__Written request__
Compile every line that includes the word "pron".

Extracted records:
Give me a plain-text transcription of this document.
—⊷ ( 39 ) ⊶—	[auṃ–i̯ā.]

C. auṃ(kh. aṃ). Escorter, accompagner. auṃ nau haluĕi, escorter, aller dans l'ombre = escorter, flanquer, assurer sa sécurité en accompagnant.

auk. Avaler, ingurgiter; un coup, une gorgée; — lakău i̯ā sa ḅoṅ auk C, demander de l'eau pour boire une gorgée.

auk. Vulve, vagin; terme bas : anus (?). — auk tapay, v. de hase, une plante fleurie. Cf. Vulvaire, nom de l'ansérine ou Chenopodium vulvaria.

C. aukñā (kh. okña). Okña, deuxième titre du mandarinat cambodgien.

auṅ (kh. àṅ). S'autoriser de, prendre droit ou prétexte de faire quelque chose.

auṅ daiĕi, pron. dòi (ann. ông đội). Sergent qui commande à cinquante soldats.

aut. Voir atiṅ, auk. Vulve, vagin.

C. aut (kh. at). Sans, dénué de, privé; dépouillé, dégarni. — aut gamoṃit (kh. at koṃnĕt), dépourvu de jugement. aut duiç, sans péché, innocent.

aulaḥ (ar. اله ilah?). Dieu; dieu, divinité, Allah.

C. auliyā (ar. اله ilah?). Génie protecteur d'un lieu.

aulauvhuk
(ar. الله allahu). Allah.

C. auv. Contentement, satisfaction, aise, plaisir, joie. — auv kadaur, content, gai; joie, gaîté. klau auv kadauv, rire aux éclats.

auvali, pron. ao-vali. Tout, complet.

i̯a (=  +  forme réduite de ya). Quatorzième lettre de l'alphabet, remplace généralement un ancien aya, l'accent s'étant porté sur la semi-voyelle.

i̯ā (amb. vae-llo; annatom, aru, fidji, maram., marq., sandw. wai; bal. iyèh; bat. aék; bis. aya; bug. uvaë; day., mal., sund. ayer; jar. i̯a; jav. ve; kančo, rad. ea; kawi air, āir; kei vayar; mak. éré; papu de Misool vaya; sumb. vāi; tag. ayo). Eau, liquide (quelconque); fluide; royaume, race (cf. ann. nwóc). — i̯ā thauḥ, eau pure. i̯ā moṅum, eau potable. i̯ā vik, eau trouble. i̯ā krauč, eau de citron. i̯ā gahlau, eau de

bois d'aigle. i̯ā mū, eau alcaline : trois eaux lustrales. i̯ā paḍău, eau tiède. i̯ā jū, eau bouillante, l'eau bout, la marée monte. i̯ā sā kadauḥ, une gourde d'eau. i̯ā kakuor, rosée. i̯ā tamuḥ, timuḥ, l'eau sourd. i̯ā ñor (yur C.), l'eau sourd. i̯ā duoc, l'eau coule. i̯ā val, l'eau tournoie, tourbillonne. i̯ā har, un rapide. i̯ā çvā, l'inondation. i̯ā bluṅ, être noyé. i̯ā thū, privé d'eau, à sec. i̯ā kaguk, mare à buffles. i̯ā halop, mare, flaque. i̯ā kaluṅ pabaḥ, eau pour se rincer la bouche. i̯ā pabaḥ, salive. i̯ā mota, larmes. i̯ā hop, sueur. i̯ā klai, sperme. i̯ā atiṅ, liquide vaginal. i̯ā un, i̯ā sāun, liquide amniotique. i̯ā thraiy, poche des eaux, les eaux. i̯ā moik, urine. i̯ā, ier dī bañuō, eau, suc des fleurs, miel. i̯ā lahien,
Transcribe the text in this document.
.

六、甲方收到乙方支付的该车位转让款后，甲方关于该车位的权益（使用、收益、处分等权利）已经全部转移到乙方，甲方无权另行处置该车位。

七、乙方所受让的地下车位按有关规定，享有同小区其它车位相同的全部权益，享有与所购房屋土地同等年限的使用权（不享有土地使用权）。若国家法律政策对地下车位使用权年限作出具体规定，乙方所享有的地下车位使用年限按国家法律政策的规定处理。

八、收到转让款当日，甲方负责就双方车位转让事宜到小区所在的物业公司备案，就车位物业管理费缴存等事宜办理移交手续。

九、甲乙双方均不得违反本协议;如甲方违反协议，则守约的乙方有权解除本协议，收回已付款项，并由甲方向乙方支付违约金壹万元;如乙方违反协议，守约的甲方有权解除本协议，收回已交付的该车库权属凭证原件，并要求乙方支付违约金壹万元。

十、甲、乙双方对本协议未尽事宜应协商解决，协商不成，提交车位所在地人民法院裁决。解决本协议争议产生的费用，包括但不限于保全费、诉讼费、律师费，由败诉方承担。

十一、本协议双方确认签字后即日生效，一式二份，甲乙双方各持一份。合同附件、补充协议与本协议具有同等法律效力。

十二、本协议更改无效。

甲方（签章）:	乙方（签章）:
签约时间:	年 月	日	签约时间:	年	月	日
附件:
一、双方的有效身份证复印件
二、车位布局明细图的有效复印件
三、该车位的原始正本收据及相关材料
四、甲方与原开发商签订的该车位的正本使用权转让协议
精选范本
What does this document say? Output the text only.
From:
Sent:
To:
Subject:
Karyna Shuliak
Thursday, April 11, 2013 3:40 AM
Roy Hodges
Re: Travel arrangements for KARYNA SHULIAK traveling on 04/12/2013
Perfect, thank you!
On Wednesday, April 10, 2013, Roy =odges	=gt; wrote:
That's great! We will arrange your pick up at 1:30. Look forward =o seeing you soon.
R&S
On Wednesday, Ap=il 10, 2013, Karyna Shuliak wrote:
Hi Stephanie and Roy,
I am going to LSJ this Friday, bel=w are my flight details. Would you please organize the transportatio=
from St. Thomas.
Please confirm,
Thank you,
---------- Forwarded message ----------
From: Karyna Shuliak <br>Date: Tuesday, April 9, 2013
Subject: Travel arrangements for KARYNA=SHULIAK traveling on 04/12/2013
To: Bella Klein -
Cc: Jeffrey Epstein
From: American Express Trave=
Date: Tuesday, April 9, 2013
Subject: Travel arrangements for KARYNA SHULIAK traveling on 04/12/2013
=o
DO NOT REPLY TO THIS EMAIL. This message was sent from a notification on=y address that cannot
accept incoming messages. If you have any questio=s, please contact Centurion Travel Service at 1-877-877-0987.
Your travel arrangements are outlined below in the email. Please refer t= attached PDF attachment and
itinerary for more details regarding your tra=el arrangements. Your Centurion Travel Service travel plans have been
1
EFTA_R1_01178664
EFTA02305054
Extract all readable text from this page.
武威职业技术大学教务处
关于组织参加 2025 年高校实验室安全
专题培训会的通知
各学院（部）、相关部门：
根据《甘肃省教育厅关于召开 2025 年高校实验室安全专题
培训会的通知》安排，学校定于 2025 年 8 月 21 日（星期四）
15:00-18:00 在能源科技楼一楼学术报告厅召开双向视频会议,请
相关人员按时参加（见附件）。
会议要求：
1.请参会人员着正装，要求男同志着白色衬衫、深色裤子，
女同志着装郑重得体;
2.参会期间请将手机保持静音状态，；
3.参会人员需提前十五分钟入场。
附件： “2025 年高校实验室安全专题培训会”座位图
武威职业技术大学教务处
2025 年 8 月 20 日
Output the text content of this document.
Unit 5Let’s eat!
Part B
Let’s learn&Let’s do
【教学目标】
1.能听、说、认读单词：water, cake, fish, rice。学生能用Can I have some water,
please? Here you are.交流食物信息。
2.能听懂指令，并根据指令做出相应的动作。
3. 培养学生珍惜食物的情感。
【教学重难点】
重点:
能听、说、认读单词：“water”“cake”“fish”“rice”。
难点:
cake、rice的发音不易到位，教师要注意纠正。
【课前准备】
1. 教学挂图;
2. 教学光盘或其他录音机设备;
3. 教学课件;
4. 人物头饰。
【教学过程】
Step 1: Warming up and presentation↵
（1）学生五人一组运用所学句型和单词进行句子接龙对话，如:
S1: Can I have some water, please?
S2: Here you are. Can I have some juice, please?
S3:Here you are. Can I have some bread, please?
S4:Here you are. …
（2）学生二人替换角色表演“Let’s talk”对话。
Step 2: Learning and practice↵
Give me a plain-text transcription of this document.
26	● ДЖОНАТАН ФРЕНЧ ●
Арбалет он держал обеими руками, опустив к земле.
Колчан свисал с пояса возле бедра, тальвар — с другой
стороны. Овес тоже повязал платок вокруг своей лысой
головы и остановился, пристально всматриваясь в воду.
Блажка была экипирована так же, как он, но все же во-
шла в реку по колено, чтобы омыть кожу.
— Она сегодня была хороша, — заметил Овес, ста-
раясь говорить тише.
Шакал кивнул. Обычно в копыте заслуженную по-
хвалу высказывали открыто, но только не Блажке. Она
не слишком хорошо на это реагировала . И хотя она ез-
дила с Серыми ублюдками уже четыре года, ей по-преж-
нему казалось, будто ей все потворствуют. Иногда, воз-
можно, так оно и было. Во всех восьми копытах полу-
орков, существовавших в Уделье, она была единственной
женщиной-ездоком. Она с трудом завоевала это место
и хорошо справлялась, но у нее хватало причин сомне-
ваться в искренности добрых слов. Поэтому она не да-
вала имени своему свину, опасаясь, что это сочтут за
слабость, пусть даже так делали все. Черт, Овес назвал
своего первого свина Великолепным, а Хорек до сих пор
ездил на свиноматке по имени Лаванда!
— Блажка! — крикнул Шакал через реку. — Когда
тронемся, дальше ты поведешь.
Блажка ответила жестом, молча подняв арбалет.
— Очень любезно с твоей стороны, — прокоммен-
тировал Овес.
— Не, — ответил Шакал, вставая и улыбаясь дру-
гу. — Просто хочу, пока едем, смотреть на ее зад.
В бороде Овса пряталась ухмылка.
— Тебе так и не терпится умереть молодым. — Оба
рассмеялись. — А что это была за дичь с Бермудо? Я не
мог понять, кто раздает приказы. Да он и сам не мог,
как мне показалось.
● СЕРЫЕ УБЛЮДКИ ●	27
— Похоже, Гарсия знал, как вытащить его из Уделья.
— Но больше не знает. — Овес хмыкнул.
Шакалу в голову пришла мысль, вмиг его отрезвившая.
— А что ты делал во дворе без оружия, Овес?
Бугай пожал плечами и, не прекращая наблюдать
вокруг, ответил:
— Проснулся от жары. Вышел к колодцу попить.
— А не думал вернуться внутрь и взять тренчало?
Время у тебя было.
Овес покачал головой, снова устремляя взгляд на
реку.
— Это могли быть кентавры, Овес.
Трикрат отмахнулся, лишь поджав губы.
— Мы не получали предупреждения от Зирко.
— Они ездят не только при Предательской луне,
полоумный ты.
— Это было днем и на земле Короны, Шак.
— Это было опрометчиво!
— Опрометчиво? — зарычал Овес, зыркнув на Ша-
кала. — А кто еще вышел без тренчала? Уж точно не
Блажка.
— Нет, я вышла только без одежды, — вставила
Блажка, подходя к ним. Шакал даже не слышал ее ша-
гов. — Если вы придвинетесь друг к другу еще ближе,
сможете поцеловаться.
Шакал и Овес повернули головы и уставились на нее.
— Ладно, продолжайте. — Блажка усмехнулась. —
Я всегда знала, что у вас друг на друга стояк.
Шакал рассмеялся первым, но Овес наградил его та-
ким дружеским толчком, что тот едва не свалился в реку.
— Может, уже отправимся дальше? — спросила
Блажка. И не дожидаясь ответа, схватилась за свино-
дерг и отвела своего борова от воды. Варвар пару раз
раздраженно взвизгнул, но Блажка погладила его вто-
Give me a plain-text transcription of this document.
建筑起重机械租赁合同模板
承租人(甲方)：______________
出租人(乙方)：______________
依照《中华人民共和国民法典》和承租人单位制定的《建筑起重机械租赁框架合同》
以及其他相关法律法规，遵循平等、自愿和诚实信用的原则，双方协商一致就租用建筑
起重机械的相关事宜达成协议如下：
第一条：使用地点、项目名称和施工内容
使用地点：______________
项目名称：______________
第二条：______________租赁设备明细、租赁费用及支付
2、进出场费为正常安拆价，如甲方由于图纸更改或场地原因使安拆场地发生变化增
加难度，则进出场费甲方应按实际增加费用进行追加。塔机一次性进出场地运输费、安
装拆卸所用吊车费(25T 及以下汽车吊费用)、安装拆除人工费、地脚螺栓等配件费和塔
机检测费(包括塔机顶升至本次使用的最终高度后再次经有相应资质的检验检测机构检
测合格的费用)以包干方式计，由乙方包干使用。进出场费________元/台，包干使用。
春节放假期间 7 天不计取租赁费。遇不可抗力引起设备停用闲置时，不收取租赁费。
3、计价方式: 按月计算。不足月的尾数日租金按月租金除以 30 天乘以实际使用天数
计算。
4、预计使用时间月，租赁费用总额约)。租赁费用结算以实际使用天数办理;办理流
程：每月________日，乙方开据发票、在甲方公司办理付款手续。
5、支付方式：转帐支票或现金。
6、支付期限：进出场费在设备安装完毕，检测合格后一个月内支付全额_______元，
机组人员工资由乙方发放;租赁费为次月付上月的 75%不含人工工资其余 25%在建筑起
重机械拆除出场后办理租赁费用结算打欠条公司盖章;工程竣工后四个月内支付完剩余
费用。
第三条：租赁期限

__Solution to the exercise__
auṅ daiĕi, pron. dòi (ann. ông đội). Sergent qui commande à cinquante soldats.
auvali, pron. ao-vali. Tout, complet.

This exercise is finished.